→ EXERCISE INSTRUCTIONS:
Below are some records; repeat them all exactly, minus the pictures.

□ □ □

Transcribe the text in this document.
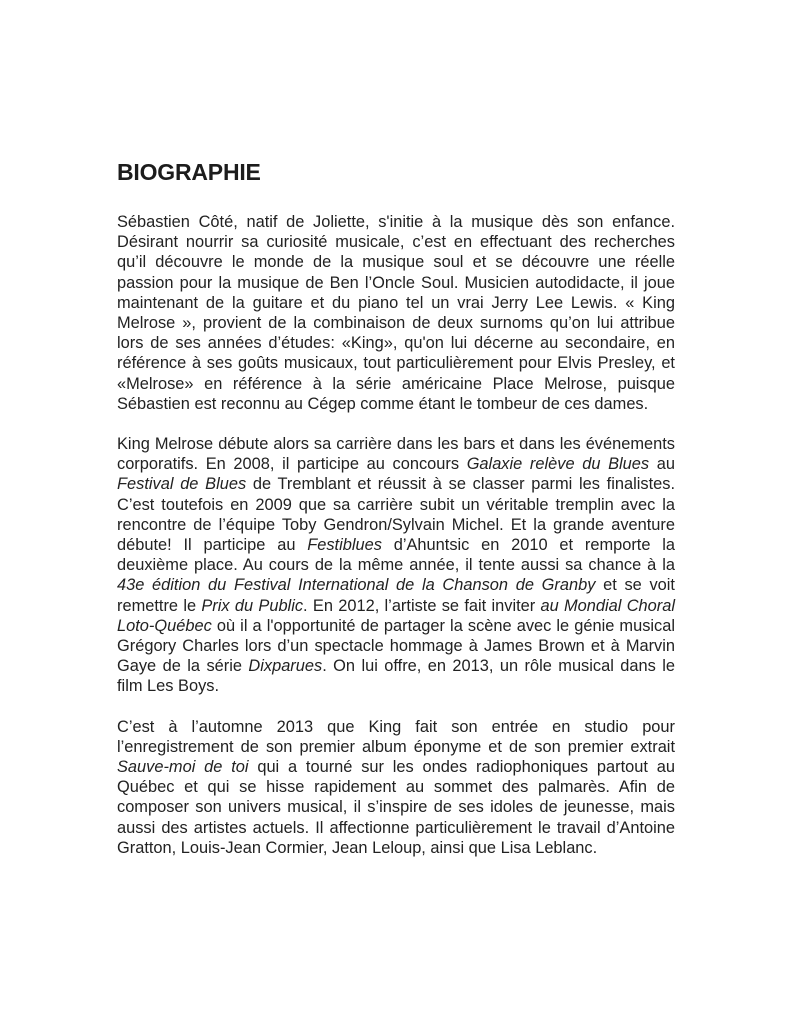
BIOGRAPHIE

Sébastien Côté, natif de Joliette, s'initie à la musique dès son enfance. Désirant nourrir sa curiosité musicale, c’est en effectuant des recherches qu’il découvre le monde de la musique soul et se découvre une réelle passion pour la musique de Ben l’Oncle Soul. Musicien autodidacte, il joue maintenant de la guitare et du piano tel un vrai Jerry Lee Lewis. « King Melrose », provient de la combinaison de deux surnoms qu’on lui attribue lors de ses années d’études: «King», qu'on lui décerne au secondaire, en référence à ses goûts musicaux, tout particulièrement pour Elvis Presley, et «Melrose» en référence à la série américaine Place Melrose, puisque Sébastien est reconnu au Cégep comme étant le tombeur de ces dames.

King Melrose débute alors sa carrière dans les bars et dans les événements corporatifs. En 2008, il participe au concours Galaxie relève du Blues au Festival de Blues de Tremblant et réussit à se classer parmi les finalistes. C’est toutefois en 2009 que sa carrière subit un véritable tremplin avec la rencontre de l’équipe Toby Gendron/Sylvain Michel. Et la grande aventure débute! Il participe au Festiblues d’Ahuntsic en 2010 et remporte la deuxième place. Au cours de la même année, il tente aussi sa chance à la 43e édition du Festival International de la Chanson de Granby et se voit remettre le Prix du Public. En 2012, l’artiste se fait inviter au Mondial Choral Loto-Québec où il a l'opportunité de partager la scène avec le génie musical Grégory Charles lors d’un spectacle hommage à James Brown et à Marvin Gaye de la série Dixparues. On lui offre, en 2013, un rôle musical dans le film Les Boys.

C’est à l’automne 2013 que King fait son entrée en studio pour l’enregistrement de son premier album éponyme et de son premier extrait Sauve-moi de toi qui a tourné sur les ondes radiophoniques partout au Québec et qui se hisse rapidement au sommet des palmarès. Afin de composer son univers musical, il s’inspire de ses idoles de jeunesse, mais aussi des artistes actuels. Il affectionne particulièrement le travail d’Antoine Gratton, Louis-Jean Cormier, Jean Leloup, ainsi que Lisa Leblanc.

□ □ □

→ SOLUTION:
Transcribe the text in this document.
BIOGRAPHIE

Sébastien Côté, natif de Joliette, s'initie à la musique dès son enfance. Désirant nourrir sa curiosité musicale, c’est en effectuant des recherches qu’il découvre le monde de la musique soul et se découvre une réelle passion pour la musique de Ben l’Oncle Soul. Musicien autodidacte, il joue maintenant de la guitare et du piano tel un vrai Jerry Lee Lewis. « King Melrose », provient de la combinaison de deux surnoms qu’on lui attribue lors de ses années d’études: «King», qu'on lui décerne au secondaire, en référence à ses goûts musicaux, tout particulièrement pour Elvis Presley, et «Melrose» en référence à la série américaine Place Melrose, puisque Sébastien est reconnu au Cégep comme étant le tombeur de ces dames.

King Melrose débute alors sa carrière dans les bars et dans les événements corporatifs. En 2008, il participe au concours Galaxie relève du Blues au Festival de Blues de Tremblant et réussit à se classer parmi les finalistes. C’est toutefois en 2009 que sa carrière subit un véritable tremplin avec la rencontre de l’équipe Toby Gendron/Sylvain Michel. Et la grande aventure débute! Il participe au Festiblues d’Ahuntsic en 2010 et remporte la deuxième place. Au cours de la même année, il tente aussi sa chance à la 43e édition du Festival International de la Chanson de Granby et se voit remettre le Prix du Public. En 2012, l’artiste se fait inviter au Mondial Choral Loto-Québec où il a l'opportunité de partager la scène avec le génie musical Grégory Charles lors d’un spectacle hommage à James Brown et à Marvin Gaye de la série Dixparues. On lui offre, en 2013, un rôle musical dans le film Les Boys.

C’est à l’automne 2013 que King fait son entrée en studio pour l’enregistrement de son premier album éponyme et de son premier extrait Sauve-moi de toi qui a tourné sur les ondes radiophoniques partout au Québec et qui se hisse rapidement au sommet des palmarès. Afin de composer son univers musical, il s’inspire de ses idoles de jeunesse, mais aussi des artistes actuels. Il affectionne particulièrement le travail d’Antoine Gratton, Louis-Jean Cormier, Jean Leloup, ainsi que Lisa Leblanc.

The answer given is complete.